* [Work to be completed]
Restate, word for word, all of the material shown below.

* [The records]
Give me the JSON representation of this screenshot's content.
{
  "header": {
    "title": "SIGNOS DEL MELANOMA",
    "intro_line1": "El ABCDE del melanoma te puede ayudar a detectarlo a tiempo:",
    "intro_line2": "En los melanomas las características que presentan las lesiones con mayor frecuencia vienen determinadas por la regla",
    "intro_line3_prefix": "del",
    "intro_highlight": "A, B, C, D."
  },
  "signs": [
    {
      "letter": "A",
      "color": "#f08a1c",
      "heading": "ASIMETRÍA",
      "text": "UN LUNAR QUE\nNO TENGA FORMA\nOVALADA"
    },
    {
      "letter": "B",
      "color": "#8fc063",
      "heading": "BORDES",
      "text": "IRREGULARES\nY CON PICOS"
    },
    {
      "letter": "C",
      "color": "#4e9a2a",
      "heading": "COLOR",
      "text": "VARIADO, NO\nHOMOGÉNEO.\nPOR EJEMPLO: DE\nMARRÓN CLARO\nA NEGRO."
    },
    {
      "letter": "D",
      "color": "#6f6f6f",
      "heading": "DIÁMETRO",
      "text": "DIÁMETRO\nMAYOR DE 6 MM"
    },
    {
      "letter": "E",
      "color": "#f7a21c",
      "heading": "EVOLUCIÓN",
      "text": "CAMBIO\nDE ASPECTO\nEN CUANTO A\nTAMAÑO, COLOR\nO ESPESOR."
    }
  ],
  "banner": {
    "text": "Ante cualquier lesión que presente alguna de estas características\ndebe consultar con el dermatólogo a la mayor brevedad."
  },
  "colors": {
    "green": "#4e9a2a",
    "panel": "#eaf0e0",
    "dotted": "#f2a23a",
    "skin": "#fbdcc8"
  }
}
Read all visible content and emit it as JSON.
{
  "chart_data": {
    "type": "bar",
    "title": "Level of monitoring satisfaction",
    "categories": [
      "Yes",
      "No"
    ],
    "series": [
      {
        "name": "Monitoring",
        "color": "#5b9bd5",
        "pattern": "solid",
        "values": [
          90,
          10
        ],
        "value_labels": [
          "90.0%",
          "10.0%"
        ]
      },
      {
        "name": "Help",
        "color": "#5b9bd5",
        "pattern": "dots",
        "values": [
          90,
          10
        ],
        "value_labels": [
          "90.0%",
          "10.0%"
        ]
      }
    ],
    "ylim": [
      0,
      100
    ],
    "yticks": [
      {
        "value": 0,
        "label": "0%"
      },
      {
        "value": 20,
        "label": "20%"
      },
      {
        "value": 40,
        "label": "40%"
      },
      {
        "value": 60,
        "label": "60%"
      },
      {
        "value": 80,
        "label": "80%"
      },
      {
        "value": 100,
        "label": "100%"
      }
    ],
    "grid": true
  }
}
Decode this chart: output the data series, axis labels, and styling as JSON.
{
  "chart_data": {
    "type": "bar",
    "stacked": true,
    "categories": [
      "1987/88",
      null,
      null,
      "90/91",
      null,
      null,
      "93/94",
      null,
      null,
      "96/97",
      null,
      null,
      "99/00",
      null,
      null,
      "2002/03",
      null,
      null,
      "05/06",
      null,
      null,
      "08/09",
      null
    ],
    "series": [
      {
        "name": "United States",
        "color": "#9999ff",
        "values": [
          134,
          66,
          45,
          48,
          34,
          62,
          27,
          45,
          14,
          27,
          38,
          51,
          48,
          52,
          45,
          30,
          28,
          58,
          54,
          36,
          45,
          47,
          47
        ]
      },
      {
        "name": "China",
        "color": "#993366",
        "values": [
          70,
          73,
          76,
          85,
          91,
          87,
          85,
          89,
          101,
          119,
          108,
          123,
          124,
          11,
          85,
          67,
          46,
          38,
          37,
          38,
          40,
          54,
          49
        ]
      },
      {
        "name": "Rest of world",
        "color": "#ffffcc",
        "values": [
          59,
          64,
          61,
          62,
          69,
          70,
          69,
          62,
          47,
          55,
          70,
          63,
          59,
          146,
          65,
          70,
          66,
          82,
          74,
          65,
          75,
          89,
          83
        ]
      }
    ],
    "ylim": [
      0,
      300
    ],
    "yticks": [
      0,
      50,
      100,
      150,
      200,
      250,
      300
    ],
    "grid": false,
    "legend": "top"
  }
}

* [Response to the exercise]
Give me the JSON representation of this screenshot's content.
{
  "header": {
    "title": "SIGNOS DEL MELANOMA",
    "intro_line1": "El ABCDE del melanoma te puede ayudar a detectarlo a tiempo:",
    "intro_line2": "En los melanomas las características que presentan las lesiones con mayor frecuencia vienen determinadas por la regla",
    "intro_line3_prefix": "del",
    "intro_highlight": "A, B, C, D."
  },
  "signs": [
    {
      "letter": "A",
      "color": "#f08a1c",
      "heading": "ASIMETRÍA",
      "text": "UN LUNAR QUE\nNO TENGA FORMA\nOVALADA"
    },
    {
      "letter": "B",
      "color": "#8fc063",
      "heading": "BORDES",
      "text": "IRREGULARES\nY CON PICOS"
    },
    {
      "letter": "C",
      "color": "#4e9a2a",
      "heading": "COLOR",
      "text": "VARIADO, NO\nHOMOGÉNEO.\nPOR EJEMPLO: DE\nMARRÓN CLARO\nA NEGRO."
    },
    {
      "letter": "D",
      "color": "#6f6f6f",
      "heading": "DIÁMETRO",
      "text": "DIÁMETRO\nMAYOR DE 6 MM"
    },
    {
      "letter": "E",
      "color": "#f7a21c",
      "heading": "EVOLUCIÓN",
      "text": "CAMBIO\nDE ASPECTO\nEN CUANTO A\nTAMAÑO, COLOR\nO ESPESOR."
    }
  ],
  "banner": {
    "text": "Ante cualquier lesión que presente alguna de estas características\ndebe consultar con el dermatólogo a la mayor brevedad."
  },
  "colors": {
    "green": "#4e9a2a",
    "panel": "#eaf0e0",
    "dotted": "#f2a23a",
    "skin": "#fbdcc8"
  }
}
Read all visible content and emit it as JSON.
{
  "chart_data": {
    "type": "bar",
    "title": "Level of monitoring satisfaction",
    "categories": [
      "Yes",
      "No"
    ],
    "series": [
      {
        "name": "Monitoring",
        "color": "#5b9bd5",
        "pattern": "solid",
        "values": [
          90,
          10
        ],
        "value_labels": [
          "90.0%",
          "10.0%"
        ]
      },
      {
        "name": "Help",
        "color": "#5b9bd5",
        "pattern": "dots",
        "values": [
          90,
          10
        ],
        "value_labels": [
          "90.0%",
          "10.0%"
        ]
      }
    ],
    "ylim": [
      0,
      100
    ],
    "yticks": [
      {
        "value": 0,
        "label": "0%"
      },
      {
        "value": 20,
        "label": "20%"
      },
      {
        "value": 40,
        "label": "40%"
      },
      {
        "value": 60,
        "label": "60%"
      },
      {
        "value": 80,
        "label": "80%"
      },
      {
        "value": 100,
        "label": "100%"
      }
    ],
    "grid": true
  }
}
Decode this chart: output the data series, axis labels, and styling as JSON.
{
  "chart_data": {
    "type": "bar",
    "stacked": true,
    "categories": [
      "1987/88",
      null,
      null,
      "90/91",
      null,
      null,
      "93/94",
      null,
      null,
      "96/97",
      null,
      null,
      "99/00",
      null,
      null,
      "2002/03",
      null,
      null,
      "05/06",
      null,
      null,
      "08/09",
      null
    ],
    "series": [
      {
        "name": "United States",
        "color": "#9999ff",
        "values": [
          134,
          66,
          45,
          48,
          34,
          62,
          27,
          45,
          14,
          27,
          38,
          51,
          48,
          52,
          45,
          30,
          28,
          58,
          54,
          36,
          45,
          47,
          47
        ]
      },
      {
        "name": "China",
        "color": "#993366",
        "values": [
          70,
          73,
          76,
          85,
          91,
          87,
          85,
          89,
          101,
          119,
          108,
          123,
          124,
          11,
          85,
          67,
          46,
          38,
          37,
          38,
          40,
          54,
          49
        ]
      },
      {
        "name": "Rest of world",
        "color": "#ffffcc",
        "values": [
          59,
          64,
          61,
          62,
          69,
          70,
          69,
          62,
          47,
          55,
          70,
          63,
          59,
          146,
          65,
          70,
          66,
          82,
          74,
          65,
          75,
          89,
          83
        ]
      }
    ],
    "ylim": [
      0,
      300
    ],
    "yticks": [
      0,
      50,
      100,
      150,
      200,
      250,
      300
    ],
    "grid": false,
    "legend": "top"
  }
}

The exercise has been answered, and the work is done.